_BRIEF 1_
List every company named in the search market share article.
_BRIEF 2_
Return the passage of the search market share article starting with "Indeed, total core" and going on through "12.8 percent, respectively.", copied word for word.

_DOCUMENT EXCERPT_
===

Google retained its 65 percent market share for the month of August, though rival Yahoo nibble a bit at the search leader's market share, according to comScore.
Google tallied 65.4 percent of U.S. searches, down from 65.8 percent. Yahoo, which lost search share for most of 2009 before stabilizing in 2010, rose to 17.4 percent from 17.1 percent in July. Microsoft Bing growth was flat, growing from 11 percent to 11.1 percent for the month.
Those numbers constituted explicit core search, which comScore calculates by excluding user interface features such as slide shows, which triggers a series of Web pages that count as clicks, and contextual links, in which clicks are counted each time a user hovers over words in news stories.
Yahoo and Microsoft enjoyed several percentage points of growth at Google's expense when they began using such features in April.
Analysts covering search said this was not an accurate market count, and comScore altered its methodology for July's count, counting explicit core search and total core search, which includes the slide show and contextual link e-querries.
Indeed, total core search numbers paint a rosier picture for Yahoo and Bing versus Google. Google accounted for 60.5 percent of total core search queries for August. Yahoo and Bing followed nabbed 21 percent percent 12.8 percent, respectively.

===

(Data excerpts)
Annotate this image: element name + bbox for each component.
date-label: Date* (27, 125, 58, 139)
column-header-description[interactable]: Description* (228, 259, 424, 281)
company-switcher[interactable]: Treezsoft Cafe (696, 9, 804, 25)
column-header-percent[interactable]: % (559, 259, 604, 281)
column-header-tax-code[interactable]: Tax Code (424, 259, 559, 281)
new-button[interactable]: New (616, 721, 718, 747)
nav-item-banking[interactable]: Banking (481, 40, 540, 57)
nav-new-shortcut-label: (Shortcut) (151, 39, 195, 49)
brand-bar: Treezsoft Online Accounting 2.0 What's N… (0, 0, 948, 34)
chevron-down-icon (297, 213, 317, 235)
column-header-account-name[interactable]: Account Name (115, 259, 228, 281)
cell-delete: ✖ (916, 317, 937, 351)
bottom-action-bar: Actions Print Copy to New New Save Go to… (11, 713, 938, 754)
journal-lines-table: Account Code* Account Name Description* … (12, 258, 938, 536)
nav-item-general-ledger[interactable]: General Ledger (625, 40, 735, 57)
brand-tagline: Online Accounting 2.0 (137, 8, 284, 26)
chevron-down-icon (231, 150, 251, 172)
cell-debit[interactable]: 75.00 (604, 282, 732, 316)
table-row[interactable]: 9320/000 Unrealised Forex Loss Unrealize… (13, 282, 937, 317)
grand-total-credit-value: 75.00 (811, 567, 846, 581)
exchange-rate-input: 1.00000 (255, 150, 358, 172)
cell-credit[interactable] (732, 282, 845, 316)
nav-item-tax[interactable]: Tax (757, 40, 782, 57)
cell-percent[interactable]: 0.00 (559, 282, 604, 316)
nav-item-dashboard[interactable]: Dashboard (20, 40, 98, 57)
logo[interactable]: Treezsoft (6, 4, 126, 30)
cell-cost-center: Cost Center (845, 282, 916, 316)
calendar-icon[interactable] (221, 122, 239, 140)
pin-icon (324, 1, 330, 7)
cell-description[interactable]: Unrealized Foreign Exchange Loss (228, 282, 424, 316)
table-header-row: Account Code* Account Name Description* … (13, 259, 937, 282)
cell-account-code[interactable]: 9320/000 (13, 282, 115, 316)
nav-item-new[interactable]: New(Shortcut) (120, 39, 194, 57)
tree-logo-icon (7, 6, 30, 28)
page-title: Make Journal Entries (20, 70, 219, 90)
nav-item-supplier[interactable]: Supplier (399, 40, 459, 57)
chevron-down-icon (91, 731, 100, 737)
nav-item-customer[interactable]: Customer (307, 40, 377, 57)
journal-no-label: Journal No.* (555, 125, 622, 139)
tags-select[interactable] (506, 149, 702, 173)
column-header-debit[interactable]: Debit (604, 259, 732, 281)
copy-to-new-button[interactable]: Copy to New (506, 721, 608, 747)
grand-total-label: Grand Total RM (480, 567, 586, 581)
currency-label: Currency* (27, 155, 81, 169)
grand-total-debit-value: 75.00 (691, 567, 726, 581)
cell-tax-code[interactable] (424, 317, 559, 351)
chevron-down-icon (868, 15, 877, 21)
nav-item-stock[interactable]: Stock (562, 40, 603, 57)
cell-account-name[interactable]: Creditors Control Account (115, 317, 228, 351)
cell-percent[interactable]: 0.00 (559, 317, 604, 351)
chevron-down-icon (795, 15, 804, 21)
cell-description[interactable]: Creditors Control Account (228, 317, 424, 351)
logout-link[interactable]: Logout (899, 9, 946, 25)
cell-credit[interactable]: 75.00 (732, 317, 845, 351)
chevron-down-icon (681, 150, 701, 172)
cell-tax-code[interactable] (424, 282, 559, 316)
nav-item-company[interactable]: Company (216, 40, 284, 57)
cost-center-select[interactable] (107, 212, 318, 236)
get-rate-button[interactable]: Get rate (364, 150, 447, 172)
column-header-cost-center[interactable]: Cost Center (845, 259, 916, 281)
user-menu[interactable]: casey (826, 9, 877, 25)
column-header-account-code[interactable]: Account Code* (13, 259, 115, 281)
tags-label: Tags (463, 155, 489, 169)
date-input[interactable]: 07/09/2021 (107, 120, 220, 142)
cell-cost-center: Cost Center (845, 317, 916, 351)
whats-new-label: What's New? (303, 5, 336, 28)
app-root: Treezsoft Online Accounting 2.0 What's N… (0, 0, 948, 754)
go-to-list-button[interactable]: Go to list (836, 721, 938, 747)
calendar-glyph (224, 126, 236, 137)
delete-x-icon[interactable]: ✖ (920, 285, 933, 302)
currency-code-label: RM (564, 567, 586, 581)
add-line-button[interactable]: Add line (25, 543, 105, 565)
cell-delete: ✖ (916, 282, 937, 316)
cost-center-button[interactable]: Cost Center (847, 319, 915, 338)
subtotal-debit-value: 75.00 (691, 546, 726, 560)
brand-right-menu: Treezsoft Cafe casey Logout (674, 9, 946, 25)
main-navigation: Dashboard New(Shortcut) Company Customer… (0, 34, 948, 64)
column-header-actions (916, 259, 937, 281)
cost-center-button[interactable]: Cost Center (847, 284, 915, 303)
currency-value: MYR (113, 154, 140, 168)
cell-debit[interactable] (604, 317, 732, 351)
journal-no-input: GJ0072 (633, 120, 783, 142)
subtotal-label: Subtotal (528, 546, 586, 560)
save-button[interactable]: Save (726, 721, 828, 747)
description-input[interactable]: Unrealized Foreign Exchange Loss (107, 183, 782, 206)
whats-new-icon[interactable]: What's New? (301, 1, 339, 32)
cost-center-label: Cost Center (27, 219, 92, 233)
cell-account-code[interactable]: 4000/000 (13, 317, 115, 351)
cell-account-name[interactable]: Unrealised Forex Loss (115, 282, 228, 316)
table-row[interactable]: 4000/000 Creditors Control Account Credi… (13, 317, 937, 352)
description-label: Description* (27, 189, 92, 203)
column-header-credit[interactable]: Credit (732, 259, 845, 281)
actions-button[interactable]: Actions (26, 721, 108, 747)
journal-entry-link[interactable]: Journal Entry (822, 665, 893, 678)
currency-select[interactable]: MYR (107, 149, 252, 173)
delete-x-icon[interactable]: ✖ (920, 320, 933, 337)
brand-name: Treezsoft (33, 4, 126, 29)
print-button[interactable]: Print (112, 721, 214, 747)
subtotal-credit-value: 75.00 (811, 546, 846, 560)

===

_EXERCISE OUTPUT 1_
Google, Yahoo, comScore, Microsoft

_EXERCISE OUTPUT 2_
Indeed, total core search numbers paint a rosier picture for Yahoo and Bing versus Google. Google accounted for 60.5 percent of total core search queries for August. Yahoo and Bing followed nabbed 21 percent percent 12.8 percent, respectively.